Give the listing again in full, exactly as written.

■ ■ ■ ■ ■

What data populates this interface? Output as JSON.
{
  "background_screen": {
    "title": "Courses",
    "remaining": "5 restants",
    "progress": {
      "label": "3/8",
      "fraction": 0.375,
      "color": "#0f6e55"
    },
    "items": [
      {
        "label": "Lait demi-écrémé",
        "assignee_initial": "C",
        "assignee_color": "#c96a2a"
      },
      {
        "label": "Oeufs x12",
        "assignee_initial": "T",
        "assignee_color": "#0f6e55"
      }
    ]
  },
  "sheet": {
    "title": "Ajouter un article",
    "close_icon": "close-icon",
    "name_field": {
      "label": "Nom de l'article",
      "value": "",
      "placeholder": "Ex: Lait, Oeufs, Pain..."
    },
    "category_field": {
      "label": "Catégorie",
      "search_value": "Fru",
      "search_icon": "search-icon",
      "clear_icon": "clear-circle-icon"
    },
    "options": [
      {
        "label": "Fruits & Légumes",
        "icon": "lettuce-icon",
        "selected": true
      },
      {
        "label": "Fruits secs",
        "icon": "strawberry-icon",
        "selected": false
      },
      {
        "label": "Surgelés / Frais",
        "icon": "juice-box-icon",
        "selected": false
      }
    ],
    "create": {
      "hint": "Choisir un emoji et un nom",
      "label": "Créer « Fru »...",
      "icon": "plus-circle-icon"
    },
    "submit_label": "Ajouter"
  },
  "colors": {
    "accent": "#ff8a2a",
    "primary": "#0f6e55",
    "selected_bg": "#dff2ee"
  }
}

■ ■ ■ ■ ■

* Full answer
What data populates this interface? Output as JSON.
{
  "background_screen": {
    "title": "Courses",
    "remaining": "5 restants",
    "progress": {
      "label": "3/8",
      "fraction": 0.375,
      "color": "#0f6e55"
    },
    "items": [
      {
        "label": "Lait demi-écrémé",
        "assignee_initial": "C",
        "assignee_color": "#c96a2a"
      },
      {
        "label": "Oeufs x12",
        "assignee_initial": "T",
        "assignee_color": "#0f6e55"
      }
    ]
  },
  "sheet": {
    "title": "Ajouter un article",
    "close_icon": "close-icon",
    "name_field": {
      "label": "Nom de l'article",
      "value": "",
      "placeholder": "Ex: Lait, Oeufs, Pain..."
    },
    "category_field": {
      "label": "Catégorie",
      "search_value": "Fru",
      "search_icon": "search-icon",
      "clear_icon": "clear-circle-icon"
    },
    "options": [
      {
        "label": "Fruits & Légumes",
        "icon": "lettuce-icon",
        "selected": true
      },
      {
        "label": "Fruits secs",
        "icon": "strawberry-icon",
        "selected": false
      },
      {
        "label": "Surgelés / Frais",
        "icon": "juice-box-icon",
        "selected": false
      }
    ],
    "create": {
      "hint": "Choisir un emoji et un nom",
      "label": "Créer « Fru »...",
      "icon": "plus-circle-icon"
    },
    "submit_label": "Ajouter"
  },
  "colors": {
    "accent": "#ff8a2a",
    "primary": "#0f6e55",
    "selected_bg": "#dff2ee"
  }
}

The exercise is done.